Dataset entries:
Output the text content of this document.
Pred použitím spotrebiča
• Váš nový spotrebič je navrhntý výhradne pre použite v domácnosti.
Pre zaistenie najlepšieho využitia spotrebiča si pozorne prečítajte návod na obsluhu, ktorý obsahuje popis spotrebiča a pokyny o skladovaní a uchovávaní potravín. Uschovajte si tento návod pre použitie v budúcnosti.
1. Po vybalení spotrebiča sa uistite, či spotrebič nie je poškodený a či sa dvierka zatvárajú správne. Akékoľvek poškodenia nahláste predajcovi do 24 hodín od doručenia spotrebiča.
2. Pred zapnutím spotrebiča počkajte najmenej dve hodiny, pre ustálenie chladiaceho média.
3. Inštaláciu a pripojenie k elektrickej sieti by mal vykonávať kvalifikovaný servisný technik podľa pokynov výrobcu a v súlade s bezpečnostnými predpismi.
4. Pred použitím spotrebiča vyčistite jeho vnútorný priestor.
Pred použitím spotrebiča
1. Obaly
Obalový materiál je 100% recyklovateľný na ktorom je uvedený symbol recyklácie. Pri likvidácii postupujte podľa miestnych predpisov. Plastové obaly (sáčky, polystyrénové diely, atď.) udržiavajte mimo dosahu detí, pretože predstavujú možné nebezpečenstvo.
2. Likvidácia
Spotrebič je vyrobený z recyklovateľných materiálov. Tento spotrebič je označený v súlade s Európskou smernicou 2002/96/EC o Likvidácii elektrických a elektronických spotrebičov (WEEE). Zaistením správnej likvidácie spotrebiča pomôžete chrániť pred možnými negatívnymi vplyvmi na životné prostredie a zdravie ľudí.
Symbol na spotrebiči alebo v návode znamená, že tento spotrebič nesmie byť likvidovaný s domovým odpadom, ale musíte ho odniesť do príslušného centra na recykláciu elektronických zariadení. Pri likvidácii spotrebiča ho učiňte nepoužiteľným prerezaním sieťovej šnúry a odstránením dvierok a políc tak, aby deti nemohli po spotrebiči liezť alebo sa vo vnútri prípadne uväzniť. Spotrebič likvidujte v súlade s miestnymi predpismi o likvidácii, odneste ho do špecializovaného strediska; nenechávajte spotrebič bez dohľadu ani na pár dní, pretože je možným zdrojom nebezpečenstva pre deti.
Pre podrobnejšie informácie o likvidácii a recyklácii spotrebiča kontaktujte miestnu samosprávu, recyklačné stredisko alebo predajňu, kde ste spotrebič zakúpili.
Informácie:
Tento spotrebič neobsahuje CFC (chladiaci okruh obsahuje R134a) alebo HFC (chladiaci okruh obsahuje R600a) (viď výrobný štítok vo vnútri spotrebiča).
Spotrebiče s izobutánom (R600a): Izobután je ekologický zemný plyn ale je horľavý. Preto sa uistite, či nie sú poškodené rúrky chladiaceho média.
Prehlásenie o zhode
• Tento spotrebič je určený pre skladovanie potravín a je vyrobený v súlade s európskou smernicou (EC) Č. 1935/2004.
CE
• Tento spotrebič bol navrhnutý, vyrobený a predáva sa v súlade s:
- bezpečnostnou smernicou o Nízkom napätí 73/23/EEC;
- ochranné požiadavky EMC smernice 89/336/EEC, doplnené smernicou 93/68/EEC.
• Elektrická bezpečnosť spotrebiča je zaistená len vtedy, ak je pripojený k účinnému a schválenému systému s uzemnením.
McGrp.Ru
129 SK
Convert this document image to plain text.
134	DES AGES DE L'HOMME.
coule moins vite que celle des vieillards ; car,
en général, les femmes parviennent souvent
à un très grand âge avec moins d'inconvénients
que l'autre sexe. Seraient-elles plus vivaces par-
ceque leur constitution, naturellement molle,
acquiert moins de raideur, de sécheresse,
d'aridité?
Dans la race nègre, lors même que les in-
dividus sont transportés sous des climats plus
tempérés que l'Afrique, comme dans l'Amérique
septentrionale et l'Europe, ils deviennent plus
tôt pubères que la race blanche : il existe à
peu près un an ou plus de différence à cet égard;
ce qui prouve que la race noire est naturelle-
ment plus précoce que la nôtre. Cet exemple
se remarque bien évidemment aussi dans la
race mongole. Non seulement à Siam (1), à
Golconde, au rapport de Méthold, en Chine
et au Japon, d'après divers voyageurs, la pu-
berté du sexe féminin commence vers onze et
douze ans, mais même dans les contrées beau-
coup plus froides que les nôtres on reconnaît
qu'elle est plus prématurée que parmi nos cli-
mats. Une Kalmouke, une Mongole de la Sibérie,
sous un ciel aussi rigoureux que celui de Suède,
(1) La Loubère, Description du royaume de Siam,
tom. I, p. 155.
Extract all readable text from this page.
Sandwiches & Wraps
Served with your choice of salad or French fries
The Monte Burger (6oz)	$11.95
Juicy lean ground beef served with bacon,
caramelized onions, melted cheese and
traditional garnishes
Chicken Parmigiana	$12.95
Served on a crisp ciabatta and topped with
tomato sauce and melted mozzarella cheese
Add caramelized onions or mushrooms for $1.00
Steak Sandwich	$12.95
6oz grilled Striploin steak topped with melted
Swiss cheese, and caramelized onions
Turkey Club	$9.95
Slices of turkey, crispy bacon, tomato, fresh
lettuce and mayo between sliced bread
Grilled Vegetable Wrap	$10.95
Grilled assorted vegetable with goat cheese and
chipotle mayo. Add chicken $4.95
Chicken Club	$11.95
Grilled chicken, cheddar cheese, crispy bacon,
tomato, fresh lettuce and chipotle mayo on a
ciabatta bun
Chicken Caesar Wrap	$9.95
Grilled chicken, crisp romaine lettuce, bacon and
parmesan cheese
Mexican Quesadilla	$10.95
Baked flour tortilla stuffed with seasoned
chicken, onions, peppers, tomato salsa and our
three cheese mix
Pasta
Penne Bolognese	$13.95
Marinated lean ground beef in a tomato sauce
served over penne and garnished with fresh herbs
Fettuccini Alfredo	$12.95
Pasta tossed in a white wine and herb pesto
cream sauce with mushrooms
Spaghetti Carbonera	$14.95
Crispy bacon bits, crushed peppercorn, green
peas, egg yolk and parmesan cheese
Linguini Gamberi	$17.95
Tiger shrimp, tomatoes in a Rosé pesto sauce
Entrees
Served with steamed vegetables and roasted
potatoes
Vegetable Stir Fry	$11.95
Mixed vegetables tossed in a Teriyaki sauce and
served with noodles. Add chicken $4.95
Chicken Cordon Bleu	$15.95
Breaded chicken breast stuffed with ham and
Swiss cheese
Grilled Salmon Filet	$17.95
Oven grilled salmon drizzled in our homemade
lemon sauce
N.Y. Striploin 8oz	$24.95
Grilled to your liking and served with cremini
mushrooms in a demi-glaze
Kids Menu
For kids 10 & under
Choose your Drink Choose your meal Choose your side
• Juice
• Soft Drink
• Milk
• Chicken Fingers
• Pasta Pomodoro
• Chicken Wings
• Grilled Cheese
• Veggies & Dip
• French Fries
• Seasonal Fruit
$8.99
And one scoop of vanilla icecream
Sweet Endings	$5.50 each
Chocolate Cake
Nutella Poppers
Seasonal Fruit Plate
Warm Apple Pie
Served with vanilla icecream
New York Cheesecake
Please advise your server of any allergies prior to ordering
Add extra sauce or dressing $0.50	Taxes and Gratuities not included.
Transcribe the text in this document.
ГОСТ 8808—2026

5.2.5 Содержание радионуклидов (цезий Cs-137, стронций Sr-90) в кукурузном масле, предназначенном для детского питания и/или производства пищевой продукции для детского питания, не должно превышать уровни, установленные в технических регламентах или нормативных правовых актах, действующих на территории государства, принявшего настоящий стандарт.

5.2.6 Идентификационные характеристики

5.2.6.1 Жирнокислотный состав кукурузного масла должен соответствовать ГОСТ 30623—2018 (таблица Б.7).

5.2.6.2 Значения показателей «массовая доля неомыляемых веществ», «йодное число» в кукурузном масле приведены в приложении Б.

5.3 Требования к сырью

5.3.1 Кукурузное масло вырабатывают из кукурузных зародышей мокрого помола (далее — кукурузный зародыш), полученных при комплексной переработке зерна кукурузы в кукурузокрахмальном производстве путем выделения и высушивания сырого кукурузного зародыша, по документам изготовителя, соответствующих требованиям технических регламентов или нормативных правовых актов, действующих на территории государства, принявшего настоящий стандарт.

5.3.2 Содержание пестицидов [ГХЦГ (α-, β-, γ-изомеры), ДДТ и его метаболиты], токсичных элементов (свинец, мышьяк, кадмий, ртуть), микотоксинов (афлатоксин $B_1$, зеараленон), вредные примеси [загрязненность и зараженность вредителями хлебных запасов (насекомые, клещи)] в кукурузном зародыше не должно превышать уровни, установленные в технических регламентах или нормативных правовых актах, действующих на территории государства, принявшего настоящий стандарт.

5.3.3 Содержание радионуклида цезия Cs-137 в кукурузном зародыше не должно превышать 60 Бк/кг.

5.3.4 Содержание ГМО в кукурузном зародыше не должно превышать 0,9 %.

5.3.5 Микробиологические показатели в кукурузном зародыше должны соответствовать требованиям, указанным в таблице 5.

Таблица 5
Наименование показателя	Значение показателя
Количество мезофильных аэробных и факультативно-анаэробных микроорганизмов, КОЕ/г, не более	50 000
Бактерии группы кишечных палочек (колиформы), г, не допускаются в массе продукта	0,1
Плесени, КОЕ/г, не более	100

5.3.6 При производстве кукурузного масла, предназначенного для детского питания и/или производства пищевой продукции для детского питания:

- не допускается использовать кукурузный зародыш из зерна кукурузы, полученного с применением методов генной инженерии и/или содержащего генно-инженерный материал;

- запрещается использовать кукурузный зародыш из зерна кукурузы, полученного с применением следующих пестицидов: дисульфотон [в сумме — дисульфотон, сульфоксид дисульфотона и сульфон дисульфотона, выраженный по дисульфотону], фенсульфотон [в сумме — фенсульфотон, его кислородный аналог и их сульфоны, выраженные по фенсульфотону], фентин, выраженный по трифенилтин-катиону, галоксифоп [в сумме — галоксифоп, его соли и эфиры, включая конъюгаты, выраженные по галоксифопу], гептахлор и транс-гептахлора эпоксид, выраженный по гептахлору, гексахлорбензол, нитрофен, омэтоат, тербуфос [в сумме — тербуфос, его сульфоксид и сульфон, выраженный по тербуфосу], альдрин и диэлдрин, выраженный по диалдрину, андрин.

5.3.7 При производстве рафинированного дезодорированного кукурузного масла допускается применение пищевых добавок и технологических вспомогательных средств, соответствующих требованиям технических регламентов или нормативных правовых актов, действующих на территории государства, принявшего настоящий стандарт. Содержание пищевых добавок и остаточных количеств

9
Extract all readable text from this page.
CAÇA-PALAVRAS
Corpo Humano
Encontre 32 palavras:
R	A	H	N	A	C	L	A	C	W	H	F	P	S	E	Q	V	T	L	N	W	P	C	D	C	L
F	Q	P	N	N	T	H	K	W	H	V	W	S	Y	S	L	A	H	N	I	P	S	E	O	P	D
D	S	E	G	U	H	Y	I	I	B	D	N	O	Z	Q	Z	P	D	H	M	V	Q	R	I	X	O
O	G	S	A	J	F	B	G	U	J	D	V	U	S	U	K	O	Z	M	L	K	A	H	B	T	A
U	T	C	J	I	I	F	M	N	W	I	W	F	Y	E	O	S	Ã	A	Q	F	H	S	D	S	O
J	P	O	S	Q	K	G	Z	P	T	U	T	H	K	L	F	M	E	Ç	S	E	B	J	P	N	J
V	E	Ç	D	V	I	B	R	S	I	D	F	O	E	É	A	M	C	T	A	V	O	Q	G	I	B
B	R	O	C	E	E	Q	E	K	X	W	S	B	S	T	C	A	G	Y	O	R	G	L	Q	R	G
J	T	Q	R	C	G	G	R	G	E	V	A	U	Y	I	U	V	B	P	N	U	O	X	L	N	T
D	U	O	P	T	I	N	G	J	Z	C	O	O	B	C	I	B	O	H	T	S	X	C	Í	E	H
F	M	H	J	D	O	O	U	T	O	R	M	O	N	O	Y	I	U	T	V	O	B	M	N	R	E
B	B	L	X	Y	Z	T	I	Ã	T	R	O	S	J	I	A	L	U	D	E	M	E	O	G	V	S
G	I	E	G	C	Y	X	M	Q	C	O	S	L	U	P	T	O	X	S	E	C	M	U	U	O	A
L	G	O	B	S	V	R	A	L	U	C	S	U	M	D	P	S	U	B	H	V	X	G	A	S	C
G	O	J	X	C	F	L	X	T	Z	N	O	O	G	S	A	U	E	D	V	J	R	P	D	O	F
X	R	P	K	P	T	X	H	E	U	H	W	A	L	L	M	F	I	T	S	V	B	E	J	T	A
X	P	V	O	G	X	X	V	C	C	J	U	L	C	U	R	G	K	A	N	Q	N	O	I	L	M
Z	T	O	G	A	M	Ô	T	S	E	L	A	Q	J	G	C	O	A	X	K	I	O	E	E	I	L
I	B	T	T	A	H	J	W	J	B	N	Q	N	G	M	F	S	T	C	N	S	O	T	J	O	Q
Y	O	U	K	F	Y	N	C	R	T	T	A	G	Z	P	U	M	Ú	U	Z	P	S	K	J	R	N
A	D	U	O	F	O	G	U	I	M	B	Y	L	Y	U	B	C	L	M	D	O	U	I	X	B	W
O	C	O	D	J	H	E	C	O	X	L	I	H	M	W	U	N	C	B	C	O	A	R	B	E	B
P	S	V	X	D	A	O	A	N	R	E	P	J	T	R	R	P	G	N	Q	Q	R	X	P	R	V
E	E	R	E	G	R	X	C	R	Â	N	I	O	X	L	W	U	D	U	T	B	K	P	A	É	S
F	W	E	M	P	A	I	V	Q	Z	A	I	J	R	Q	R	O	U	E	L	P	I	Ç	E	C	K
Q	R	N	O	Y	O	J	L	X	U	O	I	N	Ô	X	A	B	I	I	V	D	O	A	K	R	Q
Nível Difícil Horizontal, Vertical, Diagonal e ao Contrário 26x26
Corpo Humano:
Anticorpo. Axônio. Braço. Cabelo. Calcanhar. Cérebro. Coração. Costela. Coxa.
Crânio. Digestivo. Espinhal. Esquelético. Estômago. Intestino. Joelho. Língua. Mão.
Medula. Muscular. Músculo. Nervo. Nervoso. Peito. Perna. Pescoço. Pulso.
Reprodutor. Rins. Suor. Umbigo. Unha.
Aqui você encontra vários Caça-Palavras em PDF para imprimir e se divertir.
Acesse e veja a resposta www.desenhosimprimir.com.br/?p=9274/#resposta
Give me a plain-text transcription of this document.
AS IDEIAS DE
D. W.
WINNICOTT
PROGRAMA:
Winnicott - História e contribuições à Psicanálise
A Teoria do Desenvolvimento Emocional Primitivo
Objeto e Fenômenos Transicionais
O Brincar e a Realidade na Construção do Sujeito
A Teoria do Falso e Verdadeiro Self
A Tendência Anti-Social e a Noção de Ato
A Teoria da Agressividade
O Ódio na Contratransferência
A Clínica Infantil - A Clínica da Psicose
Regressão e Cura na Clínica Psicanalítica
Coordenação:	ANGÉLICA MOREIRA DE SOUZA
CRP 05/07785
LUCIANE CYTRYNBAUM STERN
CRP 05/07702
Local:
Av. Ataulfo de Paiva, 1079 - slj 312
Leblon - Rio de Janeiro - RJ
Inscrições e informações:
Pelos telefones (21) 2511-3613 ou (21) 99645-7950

Written request:
Search the data for the string "document" and copy each line where it appears.

Task answer:
Output the text content of this document.
Convert this document image to plain text.
Transcribe the text in this document.
Give me a plain-text transcription of this document.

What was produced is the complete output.